* _Task prompt_:
Each line below should be retyped exactly, with no pictures.
### Input rows ###
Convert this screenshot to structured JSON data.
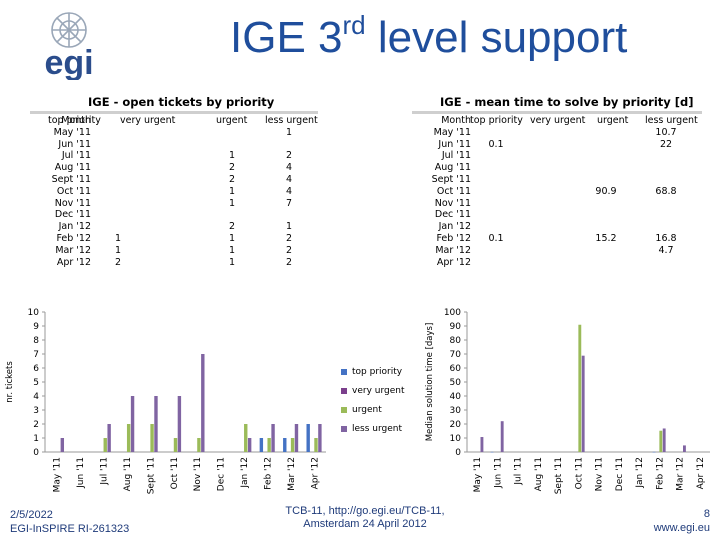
{
  "page": {
    "title_main": "IGE 3",
    "title_sup": "rd",
    "title_rest": " level support",
    "logo_text": "egi"
  },
  "colors": {
    "top_priority": "#4472c4",
    "very_urgent": "#7b3f8c",
    "urgent": "#9bbb59",
    "less_urgent": "#8064a2",
    "title_blue": "#1f4e9c"
  },
  "table_left": {
    "title": "IGE - open tickets by priority",
    "headers": [
      "Month",
      "top priority",
      "very urgent",
      "urgent",
      "less urgent"
    ],
    "rows": [
      [
        "May '11",
        "",
        "",
        "",
        "1"
      ],
      [
        "Jun '11",
        "",
        "",
        "",
        ""
      ],
      [
        "Jul '11",
        "",
        "",
        "1",
        "2"
      ],
      [
        "Aug '11",
        "",
        "",
        "2",
        "4"
      ],
      [
        "Sept '11",
        "",
        "",
        "2",
        "4"
      ],
      [
        "Oct '11",
        "",
        "",
        "1",
        "4"
      ],
      [
        "Nov '11",
        "",
        "",
        "1",
        "7"
      ],
      [
        "Dec '11",
        "",
        "",
        "",
        ""
      ],
      [
        "Jan '12",
        "",
        "",
        "2",
        "1"
      ],
      [
        "Feb '12",
        "1",
        "",
        "1",
        "2"
      ],
      [
        "Mar '12",
        "1",
        "",
        "1",
        "2"
      ],
      [
        "Apr '12",
        "2",
        "",
        "1",
        "2"
      ]
    ]
  },
  "table_right": {
    "title": "IGE - mean time to solve by priority [d]",
    "headers": [
      "Month",
      "top priority",
      "very urgent",
      "urgent",
      "less urgent"
    ],
    "rows": [
      [
        "May '11",
        "",
        "",
        "",
        "10.7"
      ],
      [
        "Jun '11",
        "0.1",
        "",
        "",
        "22"
      ],
      [
        "Jul '11",
        "",
        "",
        "",
        ""
      ],
      [
        "Aug '11",
        "",
        "",
        "",
        ""
      ],
      [
        "Sept '11",
        "",
        "",
        "",
        ""
      ],
      [
        "Oct '11",
        "",
        "",
        "90.9",
        "68.8"
      ],
      [
        "Nov '11",
        "",
        "",
        "",
        ""
      ],
      [
        "Dec '11",
        "",
        "",
        "",
        ""
      ],
      [
        "Jan '12",
        "",
        "",
        "",
        ""
      ],
      [
        "Feb '12",
        "0.1",
        "",
        "15.2",
        "16.8"
      ],
      [
        "Mar '12",
        "",
        "",
        "",
        "4.7"
      ],
      [
        "Apr '12",
        "",
        "",
        "",
        ""
      ]
    ]
  },
  "chart_data": [
    {
      "type": "bar",
      "categories": [
        "May '11",
        "Jun '11",
        "Jul '11",
        "Aug '11",
        "Sept '11",
        "Oct '11",
        "Nov '11",
        "Dec '11",
        "Jan '12",
        "Feb '12",
        "Mar '12",
        "Apr '12"
      ],
      "series": [
        {
          "name": "top priority",
          "values": [
            0,
            0,
            0,
            0,
            0,
            0,
            0,
            0,
            0,
            1,
            1,
            2
          ]
        },
        {
          "name": "very urgent",
          "values": [
            0,
            0,
            0,
            0,
            0,
            0,
            0,
            0,
            0,
            0,
            0,
            0
          ]
        },
        {
          "name": "urgent",
          "values": [
            0,
            0,
            1,
            2,
            2,
            1,
            1,
            0,
            2,
            1,
            1,
            1
          ]
        },
        {
          "name": "less urgent",
          "values": [
            1,
            0,
            2,
            4,
            4,
            4,
            7,
            0,
            1,
            2,
            2,
            2
          ]
        }
      ],
      "ylabel": "nr. tickets",
      "ylim": [
        0,
        10
      ],
      "yticks": [
        "0",
        "1",
        "2",
        "3",
        "4",
        "5",
        "6",
        "7",
        "8",
        "9",
        "10"
      ],
      "legend": [
        "top priority",
        "very urgent",
        "urgent",
        "less urgent"
      ],
      "legend_position": "right"
    },
    {
      "type": "bar",
      "categories": [
        "May '11",
        "Jun '11",
        "Jul '11",
        "Aug '11",
        "Sept '11",
        "Oct '11",
        "Nov '11",
        "Dec '11",
        "Jan '12",
        "Feb '12",
        "Mar '12",
        "Apr '12"
      ],
      "series": [
        {
          "name": "top priority",
          "values": [
            0,
            0.1,
            0,
            0,
            0,
            0,
            0,
            0,
            0,
            0.1,
            0,
            0
          ]
        },
        {
          "name": "very urgent",
          "values": [
            0,
            0,
            0,
            0,
            0,
            0,
            0,
            0,
            0,
            0,
            0,
            0
          ]
        },
        {
          "name": "urgent",
          "values": [
            0,
            0,
            0,
            0,
            0,
            90.9,
            0,
            0,
            0,
            15.2,
            0,
            0
          ]
        },
        {
          "name": "less urgent",
          "values": [
            10.7,
            22,
            0,
            0,
            0,
            68.8,
            0,
            0,
            0,
            16.8,
            4.7,
            0
          ]
        }
      ],
      "ylabel": "Median solution time [days]",
      "ylim": [
        0,
        100
      ],
      "yticks": [
        "0",
        "10",
        "20",
        "30",
        "40",
        "50",
        "60",
        "70",
        "80",
        "90",
        "100"
      ]
    }
  ],
  "footer": {
    "date": "2/5/2022",
    "project": "EGI-InSPIRE RI-261323",
    "event_line1": "TCB-11, http://go.egi.eu/TCB-11,",
    "event_line2": "Amsterdam 24 April 2012",
    "page_number": "8",
    "website": "www.egi.eu"
  }
}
###
* _Result for this task_:
Convert this screenshot to structured JSON data.
{
  "page": {
    "title_main": "IGE 3",
    "title_sup": "rd",
    "title_rest": " level support",
    "logo_text": "egi"
  },
  "colors": {
    "top_priority": "#4472c4",
    "very_urgent": "#7b3f8c",
    "urgent": "#9bbb59",
    "less_urgent": "#8064a2",
    "title_blue": "#1f4e9c"
  },
  "table_left": {
    "title": "IGE - open tickets by priority",
    "headers": [
      "Month",
      "top priority",
      "very urgent",
      "urgent",
      "less urgent"
    ],
    "rows": [
      [
        "May '11",
        "",
        "",
        "",
        "1"
      ],
      [
        "Jun '11",
        "",
        "",
        "",
        ""
      ],
      [
        "Jul '11",
        "",
        "",
        "1",
        "2"
      ],
      [
        "Aug '11",
        "",
        "",
        "2",
        "4"
      ],
      [
        "Sept '11",
        "",
        "",
        "2",
        "4"
      ],
      [
        "Oct '11",
        "",
        "",
        "1",
        "4"
      ],
      [
        "Nov '11",
        "",
        "",
        "1",
        "7"
      ],
      [
        "Dec '11",
        "",
        "",
        "",
        ""
      ],
      [
        "Jan '12",
        "",
        "",
        "2",
        "1"
      ],
      [
        "Feb '12",
        "1",
        "",
        "1",
        "2"
      ],
      [
        "Mar '12",
        "1",
        "",
        "1",
        "2"
      ],
      [
        "Apr '12",
        "2",
        "",
        "1",
        "2"
      ]
    ]
  },
  "table_right": {
    "title": "IGE - mean time to solve by priority [d]",
    "headers": [
      "Month",
      "top priority",
      "very urgent",
      "urgent",
      "less urgent"
    ],
    "rows": [
      [
        "May '11",
        "",
        "",
        "",
        "10.7"
      ],
      [
        "Jun '11",
        "0.1",
        "",
        "",
        "22"
      ],
      [
        "Jul '11",
        "",
        "",
        "",
        ""
      ],
      [
        "Aug '11",
        "",
        "",
        "",
        ""
      ],
      [
        "Sept '11",
        "",
        "",
        "",
        ""
      ],
      [
        "Oct '11",
        "",
        "",
        "90.9",
        "68.8"
      ],
      [
        "Nov '11",
        "",
        "",
        "",
        ""
      ],
      [
        "Dec '11",
        "",
        "",
        "",
        ""
      ],
      [
        "Jan '12",
        "",
        "",
        "",
        ""
      ],
      [
        "Feb '12",
        "0.1",
        "",
        "15.2",
        "16.8"
      ],
      [
        "Mar '12",
        "",
        "",
        "",
        "4.7"
      ],
      [
        "Apr '12",
        "",
        "",
        "",
        ""
      ]
    ]
  },
  "chart_data": [
    {
      "type": "bar",
      "categories": [
        "May '11",
        "Jun '11",
        "Jul '11",
        "Aug '11",
        "Sept '11",
        "Oct '11",
        "Nov '11",
        "Dec '11",
        "Jan '12",
        "Feb '12",
        "Mar '12",
        "Apr '12"
      ],
      "series": [
        {
          "name": "top priority",
          "values": [
            0,
            0,
            0,
            0,
            0,
            0,
            0,
            0,
            0,
            1,
            1,
            2
          ]
        },
        {
          "name": "very urgent",
          "values": [
            0,
            0,
            0,
            0,
            0,
            0,
            0,
            0,
            0,
            0,
            0,
            0
          ]
        },
        {
          "name": "urgent",
          "values": [
            0,
            0,
            1,
            2,
            2,
            1,
            1,
            0,
            2,
            1,
            1,
            1
          ]
        },
        {
          "name": "less urgent",
          "values": [
            1,
            0,
            2,
            4,
            4,
            4,
            7,
            0,
            1,
            2,
            2,
            2
          ]
        }
      ],
      "ylabel": "nr. tickets",
      "ylim": [
        0,
        10
      ],
      "yticks": [
        "0",
        "1",
        "2",
        "3",
        "4",
        "5",
        "6",
        "7",
        "8",
        "9",
        "10"
      ],
      "legend": [
        "top priority",
        "very urgent",
        "urgent",
        "less urgent"
      ],
      "legend_position": "right"
    },
    {
      "type": "bar",
      "categories": [
        "May '11",
        "Jun '11",
        "Jul '11",
        "Aug '11",
        "Sept '11",
        "Oct '11",
        "Nov '11",
        "Dec '11",
        "Jan '12",
        "Feb '12",
        "Mar '12",
        "Apr '12"
      ],
      "series": [
        {
          "name": "top priority",
          "values": [
            0,
            0.1,
            0,
            0,
            0,
            0,
            0,
            0,
            0,
            0.1,
            0,
            0
          ]
        },
        {
          "name": "very urgent",
          "values": [
            0,
            0,
            0,
            0,
            0,
            0,
            0,
            0,
            0,
            0,
            0,
            0
          ]
        },
        {
          "name": "urgent",
          "values": [
            0,
            0,
            0,
            0,
            0,
            90.9,
            0,
            0,
            0,
            15.2,
            0,
            0
          ]
        },
        {
          "name": "less urgent",
          "values": [
            10.7,
            22,
            0,
            0,
            0,
            68.8,
            0,
            0,
            0,
            16.8,
            4.7,
            0
          ]
        }
      ],
      "ylabel": "Median solution time [days]",
      "ylim": [
        0,
        100
      ],
      "yticks": [
        "0",
        "10",
        "20",
        "30",
        "40",
        "50",
        "60",
        "70",
        "80",
        "90",
        "100"
      ]
    }
  ],
  "footer": {
    "date": "2/5/2022",
    "project": "EGI-InSPIRE RI-261323",
    "event_line1": "TCB-11, http://go.egi.eu/TCB-11,",
    "event_line2": "Amsterdam 24 April 2012",
    "page_number": "8",
    "website": "www.egi.eu"
  }
}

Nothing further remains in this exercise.